[begin TASK MATERIAL]

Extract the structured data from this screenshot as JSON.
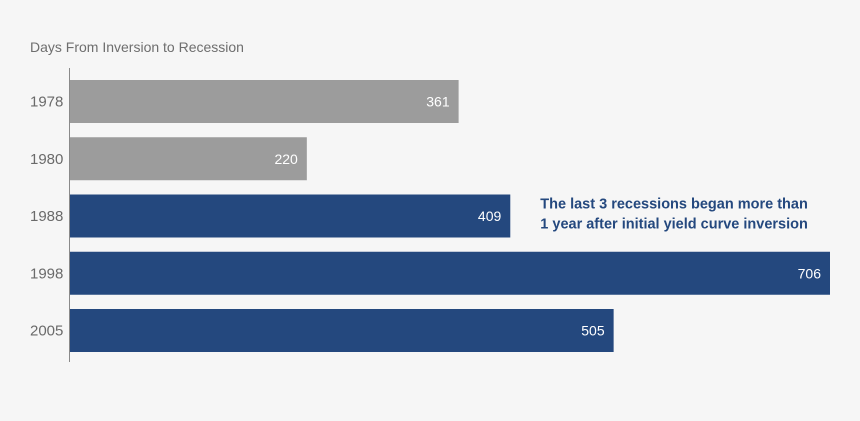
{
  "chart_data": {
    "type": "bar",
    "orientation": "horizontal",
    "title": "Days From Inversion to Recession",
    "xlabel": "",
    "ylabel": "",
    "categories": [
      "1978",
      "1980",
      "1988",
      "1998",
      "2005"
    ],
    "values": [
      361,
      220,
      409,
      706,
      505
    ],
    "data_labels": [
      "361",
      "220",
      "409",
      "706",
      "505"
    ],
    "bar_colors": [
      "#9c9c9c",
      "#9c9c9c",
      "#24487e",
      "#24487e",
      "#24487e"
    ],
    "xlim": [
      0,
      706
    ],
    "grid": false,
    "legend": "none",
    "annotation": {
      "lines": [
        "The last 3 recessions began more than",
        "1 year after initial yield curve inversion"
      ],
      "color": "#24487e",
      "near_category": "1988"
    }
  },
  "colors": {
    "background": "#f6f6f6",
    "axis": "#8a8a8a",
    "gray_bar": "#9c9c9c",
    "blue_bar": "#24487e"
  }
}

[end TASK MATERIAL]
[begin TASK MATERIAL]

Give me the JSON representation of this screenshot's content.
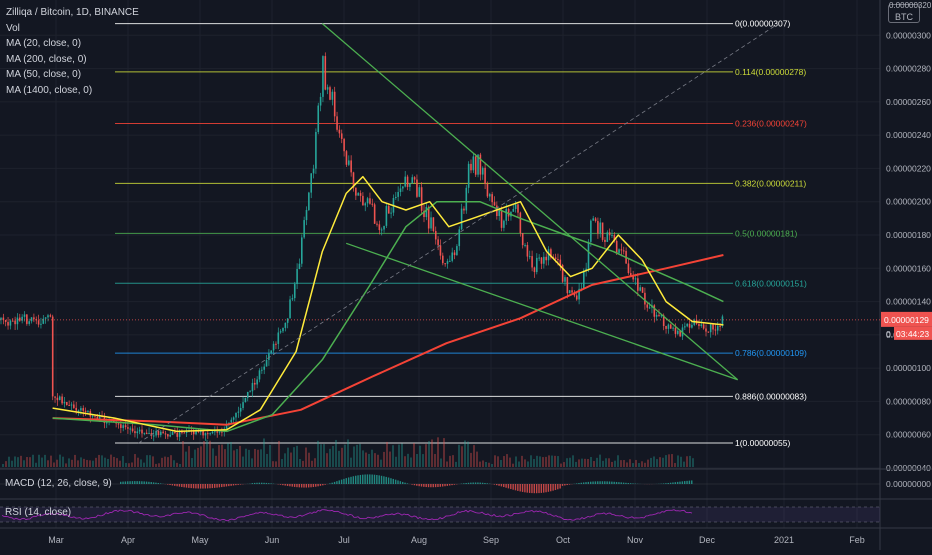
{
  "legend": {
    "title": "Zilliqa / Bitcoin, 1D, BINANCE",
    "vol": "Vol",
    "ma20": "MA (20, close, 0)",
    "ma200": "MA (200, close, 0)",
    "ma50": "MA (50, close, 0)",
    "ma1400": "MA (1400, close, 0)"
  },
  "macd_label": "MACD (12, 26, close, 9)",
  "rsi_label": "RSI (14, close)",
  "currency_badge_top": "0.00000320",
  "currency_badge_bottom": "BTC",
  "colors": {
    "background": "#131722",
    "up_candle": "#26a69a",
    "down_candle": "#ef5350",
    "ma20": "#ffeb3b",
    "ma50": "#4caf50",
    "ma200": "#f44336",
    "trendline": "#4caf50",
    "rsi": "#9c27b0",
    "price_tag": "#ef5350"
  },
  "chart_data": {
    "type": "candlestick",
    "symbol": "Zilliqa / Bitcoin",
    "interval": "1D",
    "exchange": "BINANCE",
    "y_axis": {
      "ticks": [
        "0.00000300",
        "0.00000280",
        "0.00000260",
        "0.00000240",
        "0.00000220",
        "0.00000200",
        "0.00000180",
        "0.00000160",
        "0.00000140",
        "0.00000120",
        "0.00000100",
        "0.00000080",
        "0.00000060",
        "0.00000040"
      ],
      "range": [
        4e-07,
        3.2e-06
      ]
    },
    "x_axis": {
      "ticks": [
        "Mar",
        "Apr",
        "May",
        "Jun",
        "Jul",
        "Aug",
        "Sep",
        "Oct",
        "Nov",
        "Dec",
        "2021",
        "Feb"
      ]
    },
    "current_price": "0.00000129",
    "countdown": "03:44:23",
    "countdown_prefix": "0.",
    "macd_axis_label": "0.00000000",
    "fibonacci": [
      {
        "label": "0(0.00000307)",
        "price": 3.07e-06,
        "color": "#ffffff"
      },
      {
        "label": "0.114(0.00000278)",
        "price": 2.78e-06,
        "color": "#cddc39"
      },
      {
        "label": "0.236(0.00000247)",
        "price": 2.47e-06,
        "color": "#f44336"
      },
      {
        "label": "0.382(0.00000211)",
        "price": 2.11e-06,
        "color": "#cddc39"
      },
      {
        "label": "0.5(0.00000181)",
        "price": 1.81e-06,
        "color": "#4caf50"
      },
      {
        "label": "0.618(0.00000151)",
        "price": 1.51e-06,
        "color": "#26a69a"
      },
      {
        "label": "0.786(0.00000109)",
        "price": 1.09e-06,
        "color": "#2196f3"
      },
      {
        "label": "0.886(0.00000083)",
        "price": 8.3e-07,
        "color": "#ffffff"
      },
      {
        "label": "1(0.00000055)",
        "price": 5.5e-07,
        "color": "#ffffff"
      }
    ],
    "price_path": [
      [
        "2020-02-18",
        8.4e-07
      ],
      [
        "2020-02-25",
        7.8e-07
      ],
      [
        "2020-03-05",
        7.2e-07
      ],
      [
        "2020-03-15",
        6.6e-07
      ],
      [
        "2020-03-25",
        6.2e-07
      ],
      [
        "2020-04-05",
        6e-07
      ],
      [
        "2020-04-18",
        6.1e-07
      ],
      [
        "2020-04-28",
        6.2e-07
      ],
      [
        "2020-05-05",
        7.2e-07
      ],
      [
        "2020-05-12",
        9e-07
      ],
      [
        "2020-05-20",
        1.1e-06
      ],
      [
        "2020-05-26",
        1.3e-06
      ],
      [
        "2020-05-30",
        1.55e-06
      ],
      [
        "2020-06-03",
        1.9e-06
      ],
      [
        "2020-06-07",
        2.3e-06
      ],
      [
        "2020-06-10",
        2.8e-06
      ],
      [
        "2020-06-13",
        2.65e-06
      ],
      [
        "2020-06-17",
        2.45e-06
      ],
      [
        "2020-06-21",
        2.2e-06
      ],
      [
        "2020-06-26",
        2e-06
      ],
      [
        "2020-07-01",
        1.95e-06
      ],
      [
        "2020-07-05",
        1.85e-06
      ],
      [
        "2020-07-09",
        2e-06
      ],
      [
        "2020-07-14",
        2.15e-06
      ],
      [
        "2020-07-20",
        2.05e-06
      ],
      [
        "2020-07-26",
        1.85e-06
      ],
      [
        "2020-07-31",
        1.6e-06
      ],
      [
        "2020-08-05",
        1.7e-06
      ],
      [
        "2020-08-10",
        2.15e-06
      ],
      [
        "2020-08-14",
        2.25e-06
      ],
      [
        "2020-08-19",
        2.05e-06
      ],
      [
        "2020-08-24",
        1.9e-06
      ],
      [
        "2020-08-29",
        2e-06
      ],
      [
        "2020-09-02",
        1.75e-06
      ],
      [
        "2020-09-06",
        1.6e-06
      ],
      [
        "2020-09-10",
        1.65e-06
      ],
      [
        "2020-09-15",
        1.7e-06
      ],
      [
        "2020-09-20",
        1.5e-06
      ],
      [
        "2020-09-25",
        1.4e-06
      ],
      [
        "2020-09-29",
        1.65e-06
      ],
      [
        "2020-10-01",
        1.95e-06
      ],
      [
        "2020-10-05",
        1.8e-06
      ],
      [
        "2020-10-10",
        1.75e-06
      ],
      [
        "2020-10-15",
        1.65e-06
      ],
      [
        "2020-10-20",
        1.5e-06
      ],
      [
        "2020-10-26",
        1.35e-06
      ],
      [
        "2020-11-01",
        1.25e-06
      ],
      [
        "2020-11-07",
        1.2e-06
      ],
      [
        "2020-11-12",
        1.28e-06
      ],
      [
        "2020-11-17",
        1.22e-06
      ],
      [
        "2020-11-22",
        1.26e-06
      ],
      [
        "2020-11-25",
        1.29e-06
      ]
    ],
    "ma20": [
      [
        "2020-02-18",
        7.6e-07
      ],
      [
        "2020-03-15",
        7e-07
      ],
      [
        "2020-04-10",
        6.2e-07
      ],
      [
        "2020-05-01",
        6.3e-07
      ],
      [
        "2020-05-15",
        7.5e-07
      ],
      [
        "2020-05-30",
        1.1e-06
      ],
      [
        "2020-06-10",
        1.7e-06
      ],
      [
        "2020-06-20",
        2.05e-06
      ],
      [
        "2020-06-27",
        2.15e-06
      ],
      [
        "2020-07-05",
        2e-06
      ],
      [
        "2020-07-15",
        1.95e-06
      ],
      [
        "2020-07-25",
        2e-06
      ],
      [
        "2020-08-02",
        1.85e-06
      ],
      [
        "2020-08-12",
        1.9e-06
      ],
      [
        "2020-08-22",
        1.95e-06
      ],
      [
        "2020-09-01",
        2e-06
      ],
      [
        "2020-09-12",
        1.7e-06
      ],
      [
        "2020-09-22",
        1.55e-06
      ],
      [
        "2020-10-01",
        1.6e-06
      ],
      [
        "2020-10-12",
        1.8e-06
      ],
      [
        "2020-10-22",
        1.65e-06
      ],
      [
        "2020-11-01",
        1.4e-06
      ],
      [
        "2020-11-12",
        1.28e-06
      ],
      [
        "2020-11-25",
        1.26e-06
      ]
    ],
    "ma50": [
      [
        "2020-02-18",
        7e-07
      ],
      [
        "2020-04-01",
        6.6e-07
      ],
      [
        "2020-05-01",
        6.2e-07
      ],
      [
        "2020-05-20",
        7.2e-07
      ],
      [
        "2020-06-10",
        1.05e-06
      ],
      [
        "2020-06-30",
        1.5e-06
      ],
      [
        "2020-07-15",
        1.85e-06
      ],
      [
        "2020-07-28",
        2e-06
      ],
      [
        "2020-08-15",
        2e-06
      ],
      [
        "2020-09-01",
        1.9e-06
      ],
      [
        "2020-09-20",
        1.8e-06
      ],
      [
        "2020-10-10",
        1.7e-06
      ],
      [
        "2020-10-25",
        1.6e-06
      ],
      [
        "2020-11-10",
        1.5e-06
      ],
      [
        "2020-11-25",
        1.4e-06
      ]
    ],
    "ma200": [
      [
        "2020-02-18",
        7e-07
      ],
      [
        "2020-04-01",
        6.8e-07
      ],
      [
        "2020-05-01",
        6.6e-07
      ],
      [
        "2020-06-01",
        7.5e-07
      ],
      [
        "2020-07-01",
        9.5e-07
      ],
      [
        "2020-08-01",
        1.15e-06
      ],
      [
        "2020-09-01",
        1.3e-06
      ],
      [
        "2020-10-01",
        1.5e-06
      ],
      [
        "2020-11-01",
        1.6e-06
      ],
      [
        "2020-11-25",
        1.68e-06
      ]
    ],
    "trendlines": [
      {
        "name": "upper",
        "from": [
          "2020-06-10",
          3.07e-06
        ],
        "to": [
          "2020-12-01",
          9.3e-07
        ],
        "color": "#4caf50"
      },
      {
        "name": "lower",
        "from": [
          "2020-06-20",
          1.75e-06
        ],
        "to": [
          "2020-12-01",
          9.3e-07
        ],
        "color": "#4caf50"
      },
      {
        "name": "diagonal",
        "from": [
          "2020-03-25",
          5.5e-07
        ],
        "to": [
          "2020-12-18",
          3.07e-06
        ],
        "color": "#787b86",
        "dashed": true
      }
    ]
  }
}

[end TASK MATERIAL]
[begin TASK MATERIAL]

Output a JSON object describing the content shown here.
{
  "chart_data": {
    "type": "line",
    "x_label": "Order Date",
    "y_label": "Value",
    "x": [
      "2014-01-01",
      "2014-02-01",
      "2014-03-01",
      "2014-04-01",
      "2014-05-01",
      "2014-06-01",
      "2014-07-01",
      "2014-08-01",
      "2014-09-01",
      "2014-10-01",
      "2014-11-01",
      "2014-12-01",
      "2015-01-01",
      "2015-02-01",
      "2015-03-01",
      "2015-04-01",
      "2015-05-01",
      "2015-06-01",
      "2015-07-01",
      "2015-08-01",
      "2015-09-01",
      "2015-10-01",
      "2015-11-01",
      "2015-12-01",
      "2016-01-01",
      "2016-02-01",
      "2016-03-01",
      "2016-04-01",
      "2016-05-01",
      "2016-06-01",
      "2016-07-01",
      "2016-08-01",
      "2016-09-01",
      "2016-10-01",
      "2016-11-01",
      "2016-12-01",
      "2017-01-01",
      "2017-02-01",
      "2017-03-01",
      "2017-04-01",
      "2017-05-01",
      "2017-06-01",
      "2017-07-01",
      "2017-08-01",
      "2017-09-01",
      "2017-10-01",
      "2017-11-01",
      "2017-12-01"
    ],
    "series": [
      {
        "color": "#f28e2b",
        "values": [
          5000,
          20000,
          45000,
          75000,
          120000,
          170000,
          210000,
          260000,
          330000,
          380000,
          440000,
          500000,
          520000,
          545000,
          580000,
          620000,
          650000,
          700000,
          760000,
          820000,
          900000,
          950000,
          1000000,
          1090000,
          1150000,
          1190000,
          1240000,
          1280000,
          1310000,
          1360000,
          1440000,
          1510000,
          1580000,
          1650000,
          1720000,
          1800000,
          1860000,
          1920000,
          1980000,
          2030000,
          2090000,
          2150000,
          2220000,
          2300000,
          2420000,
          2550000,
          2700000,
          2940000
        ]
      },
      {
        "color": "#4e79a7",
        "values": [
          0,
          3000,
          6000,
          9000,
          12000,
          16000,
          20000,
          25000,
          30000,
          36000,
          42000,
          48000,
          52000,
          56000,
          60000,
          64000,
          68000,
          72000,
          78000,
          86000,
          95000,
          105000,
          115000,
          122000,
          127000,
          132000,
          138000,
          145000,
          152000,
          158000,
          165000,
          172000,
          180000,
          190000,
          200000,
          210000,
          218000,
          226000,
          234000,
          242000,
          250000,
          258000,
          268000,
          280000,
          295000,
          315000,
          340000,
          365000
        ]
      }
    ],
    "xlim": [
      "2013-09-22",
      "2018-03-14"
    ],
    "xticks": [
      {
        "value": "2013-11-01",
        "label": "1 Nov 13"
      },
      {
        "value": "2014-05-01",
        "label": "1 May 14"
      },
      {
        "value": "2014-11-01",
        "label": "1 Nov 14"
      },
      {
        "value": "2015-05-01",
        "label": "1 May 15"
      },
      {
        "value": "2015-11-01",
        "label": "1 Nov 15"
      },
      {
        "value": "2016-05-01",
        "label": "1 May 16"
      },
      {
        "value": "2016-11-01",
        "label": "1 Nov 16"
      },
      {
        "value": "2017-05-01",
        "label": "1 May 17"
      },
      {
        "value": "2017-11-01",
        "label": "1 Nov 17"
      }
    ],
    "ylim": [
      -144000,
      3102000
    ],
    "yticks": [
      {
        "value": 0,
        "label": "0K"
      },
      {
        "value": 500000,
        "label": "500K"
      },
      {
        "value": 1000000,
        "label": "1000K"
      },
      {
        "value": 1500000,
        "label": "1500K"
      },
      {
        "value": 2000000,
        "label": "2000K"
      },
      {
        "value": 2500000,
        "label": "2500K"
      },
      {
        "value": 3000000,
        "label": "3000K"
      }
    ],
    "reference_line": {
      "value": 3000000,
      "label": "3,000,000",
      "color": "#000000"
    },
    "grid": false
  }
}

[end TASK MATERIAL]

Copy out each line of the data where the string "this" appears.

# CORRECT ANSWER
Extract the structured data from this screenshot as JSON.
Give me the JSON representation of this screenshot's content.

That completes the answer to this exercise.